WHAT IS REQUIRED:
Search the material for the word "name" and copy each line that holds it.

--- BEGIN LISTING ---

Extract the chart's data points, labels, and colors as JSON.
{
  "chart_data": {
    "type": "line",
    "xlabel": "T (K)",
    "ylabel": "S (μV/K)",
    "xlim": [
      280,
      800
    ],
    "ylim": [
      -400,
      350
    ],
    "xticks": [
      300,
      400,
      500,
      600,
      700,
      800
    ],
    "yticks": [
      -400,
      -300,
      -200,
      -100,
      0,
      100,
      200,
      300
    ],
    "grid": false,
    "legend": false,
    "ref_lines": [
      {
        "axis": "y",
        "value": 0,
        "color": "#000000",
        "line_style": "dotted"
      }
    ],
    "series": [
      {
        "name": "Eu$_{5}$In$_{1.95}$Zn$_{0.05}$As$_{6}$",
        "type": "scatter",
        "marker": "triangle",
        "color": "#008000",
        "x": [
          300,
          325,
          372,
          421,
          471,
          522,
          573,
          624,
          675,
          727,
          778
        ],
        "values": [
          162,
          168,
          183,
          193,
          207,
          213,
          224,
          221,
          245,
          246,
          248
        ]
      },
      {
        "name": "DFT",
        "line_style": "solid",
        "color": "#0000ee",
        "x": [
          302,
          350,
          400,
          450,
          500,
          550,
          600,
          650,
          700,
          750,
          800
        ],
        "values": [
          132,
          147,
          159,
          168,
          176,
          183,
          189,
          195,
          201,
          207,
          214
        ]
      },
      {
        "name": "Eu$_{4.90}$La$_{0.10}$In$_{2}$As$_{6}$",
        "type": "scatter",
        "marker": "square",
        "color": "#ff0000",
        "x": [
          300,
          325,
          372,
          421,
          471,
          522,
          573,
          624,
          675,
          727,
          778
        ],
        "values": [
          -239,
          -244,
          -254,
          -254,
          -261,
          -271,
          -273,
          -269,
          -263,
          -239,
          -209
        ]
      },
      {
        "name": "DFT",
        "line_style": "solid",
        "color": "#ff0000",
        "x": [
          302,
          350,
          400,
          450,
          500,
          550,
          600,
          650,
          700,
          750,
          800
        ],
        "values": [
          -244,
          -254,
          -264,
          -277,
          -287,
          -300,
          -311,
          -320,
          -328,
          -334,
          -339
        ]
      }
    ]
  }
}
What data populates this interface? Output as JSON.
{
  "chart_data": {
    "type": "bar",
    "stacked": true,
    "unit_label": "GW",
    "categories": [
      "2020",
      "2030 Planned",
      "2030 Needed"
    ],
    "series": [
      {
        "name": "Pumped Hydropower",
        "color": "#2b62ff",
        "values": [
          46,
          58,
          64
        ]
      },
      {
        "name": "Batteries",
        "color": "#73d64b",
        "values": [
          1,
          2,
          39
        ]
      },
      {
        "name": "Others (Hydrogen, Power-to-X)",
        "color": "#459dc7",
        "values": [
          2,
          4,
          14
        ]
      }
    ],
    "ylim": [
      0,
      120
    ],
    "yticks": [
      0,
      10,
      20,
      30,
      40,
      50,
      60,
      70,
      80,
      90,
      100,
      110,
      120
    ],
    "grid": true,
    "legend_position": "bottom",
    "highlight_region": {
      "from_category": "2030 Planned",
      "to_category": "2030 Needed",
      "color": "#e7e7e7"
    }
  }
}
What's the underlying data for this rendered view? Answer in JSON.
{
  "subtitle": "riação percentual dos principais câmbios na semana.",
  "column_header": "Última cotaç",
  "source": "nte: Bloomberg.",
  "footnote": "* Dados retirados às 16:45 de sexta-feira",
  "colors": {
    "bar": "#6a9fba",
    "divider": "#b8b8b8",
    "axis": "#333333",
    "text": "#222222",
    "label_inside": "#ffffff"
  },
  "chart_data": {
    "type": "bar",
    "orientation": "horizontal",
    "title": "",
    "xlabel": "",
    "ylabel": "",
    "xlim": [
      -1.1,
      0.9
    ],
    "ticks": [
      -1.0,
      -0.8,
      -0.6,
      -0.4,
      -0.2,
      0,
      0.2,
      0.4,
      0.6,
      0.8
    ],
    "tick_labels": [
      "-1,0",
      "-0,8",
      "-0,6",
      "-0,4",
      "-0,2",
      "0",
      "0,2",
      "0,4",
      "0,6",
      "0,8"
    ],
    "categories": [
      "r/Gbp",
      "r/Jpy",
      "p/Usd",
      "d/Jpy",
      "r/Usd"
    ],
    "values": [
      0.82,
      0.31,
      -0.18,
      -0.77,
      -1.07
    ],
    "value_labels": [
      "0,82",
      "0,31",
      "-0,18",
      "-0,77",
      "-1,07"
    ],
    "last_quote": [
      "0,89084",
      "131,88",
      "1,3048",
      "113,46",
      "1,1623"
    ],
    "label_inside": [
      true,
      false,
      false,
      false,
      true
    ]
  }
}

--- END LISTING ---

SOLUTION FOR THIS EXERCISE:
        "name": "Eu$_{5}$In$_{1.95}$Zn$_{0.05}$As$_{6}$",
        "name": "DFT",
        "name": "Eu$_{4.90}$La$_{0.10}$In$_{2}$As$_{6}$",
        "name": "DFT",
        "name": "Pumped Hydropower",
        "name": "Batteries",
        "name": "Others (Hydrogen, Power-to-X)",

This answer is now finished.